— start —

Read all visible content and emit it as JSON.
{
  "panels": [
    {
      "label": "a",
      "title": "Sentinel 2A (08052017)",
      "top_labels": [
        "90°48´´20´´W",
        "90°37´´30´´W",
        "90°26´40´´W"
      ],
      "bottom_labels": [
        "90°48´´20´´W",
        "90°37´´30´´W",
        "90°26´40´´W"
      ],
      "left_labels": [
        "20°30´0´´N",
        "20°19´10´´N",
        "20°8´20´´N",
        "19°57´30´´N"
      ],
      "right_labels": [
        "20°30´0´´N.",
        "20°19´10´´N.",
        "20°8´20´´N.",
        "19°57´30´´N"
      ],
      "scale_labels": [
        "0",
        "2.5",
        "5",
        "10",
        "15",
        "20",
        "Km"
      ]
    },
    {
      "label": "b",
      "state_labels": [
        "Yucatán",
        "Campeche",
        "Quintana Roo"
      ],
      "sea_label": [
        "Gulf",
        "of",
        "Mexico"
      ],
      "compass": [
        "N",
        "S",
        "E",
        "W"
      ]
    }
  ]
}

— end —

What you have to do: Restate each record word for word.

Task solution:
Read all visible content and emit it as JSON.
{
  "panels": [
    {
      "label": "a",
      "title": "Sentinel 2A (08052017)",
      "top_labels": [
        "90°48´´20´´W",
        "90°37´´30´´W",
        "90°26´40´´W"
      ],
      "bottom_labels": [
        "90°48´´20´´W",
        "90°37´´30´´W",
        "90°26´40´´W"
      ],
      "left_labels": [
        "20°30´0´´N",
        "20°19´10´´N",
        "20°8´20´´N",
        "19°57´30´´N"
      ],
      "right_labels": [
        "20°30´0´´N.",
        "20°19´10´´N.",
        "20°8´20´´N.",
        "19°57´30´´N"
      ],
      "scale_labels": [
        "0",
        "2.5",
        "5",
        "10",
        "15",
        "20",
        "Km"
      ]
    },
    {
      "label": "b",
      "state_labels": [
        "Yucatán",
        "Campeche",
        "Quintana Roo"
      ],
      "sea_label": [
        "Gulf",
        "of",
        "Mexico"
      ],
      "compass": [
        "N",
        "S",
        "E",
        "W"
      ]
    }
  ]
}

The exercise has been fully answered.